#### STORED ROWS ####

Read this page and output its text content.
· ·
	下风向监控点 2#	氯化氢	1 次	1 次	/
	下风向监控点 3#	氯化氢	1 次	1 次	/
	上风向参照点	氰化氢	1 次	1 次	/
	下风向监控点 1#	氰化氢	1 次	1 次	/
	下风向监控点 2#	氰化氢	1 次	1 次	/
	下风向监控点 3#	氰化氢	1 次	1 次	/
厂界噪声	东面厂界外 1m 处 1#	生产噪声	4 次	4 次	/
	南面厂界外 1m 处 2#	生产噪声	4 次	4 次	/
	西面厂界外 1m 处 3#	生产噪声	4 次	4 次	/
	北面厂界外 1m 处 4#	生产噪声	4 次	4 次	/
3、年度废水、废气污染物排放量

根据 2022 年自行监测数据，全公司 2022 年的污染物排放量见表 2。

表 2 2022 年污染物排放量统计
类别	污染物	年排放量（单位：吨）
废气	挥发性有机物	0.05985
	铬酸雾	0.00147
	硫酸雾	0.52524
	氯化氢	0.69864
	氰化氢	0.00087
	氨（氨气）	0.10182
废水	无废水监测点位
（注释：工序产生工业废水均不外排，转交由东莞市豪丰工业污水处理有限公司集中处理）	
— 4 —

####
#### STORED ROWS ####

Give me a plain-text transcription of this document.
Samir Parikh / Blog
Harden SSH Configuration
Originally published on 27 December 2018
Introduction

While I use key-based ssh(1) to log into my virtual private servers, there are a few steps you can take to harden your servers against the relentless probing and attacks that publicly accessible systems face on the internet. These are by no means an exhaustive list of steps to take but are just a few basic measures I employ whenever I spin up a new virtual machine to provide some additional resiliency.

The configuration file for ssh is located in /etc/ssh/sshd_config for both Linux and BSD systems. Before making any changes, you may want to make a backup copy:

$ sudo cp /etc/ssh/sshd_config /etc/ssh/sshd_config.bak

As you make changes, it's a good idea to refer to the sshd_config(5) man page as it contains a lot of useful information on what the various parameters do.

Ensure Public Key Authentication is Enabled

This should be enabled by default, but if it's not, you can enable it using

####

## PROBLEM DESCRIPTION
Look through the records and gather every line containing "page".

## SOLUTION BELOW
Read this page and output its text content.
As you make changes, it's a good idea to refer to the sshd_config(5) man page as it contains a lot of useful information on what the various parameters do.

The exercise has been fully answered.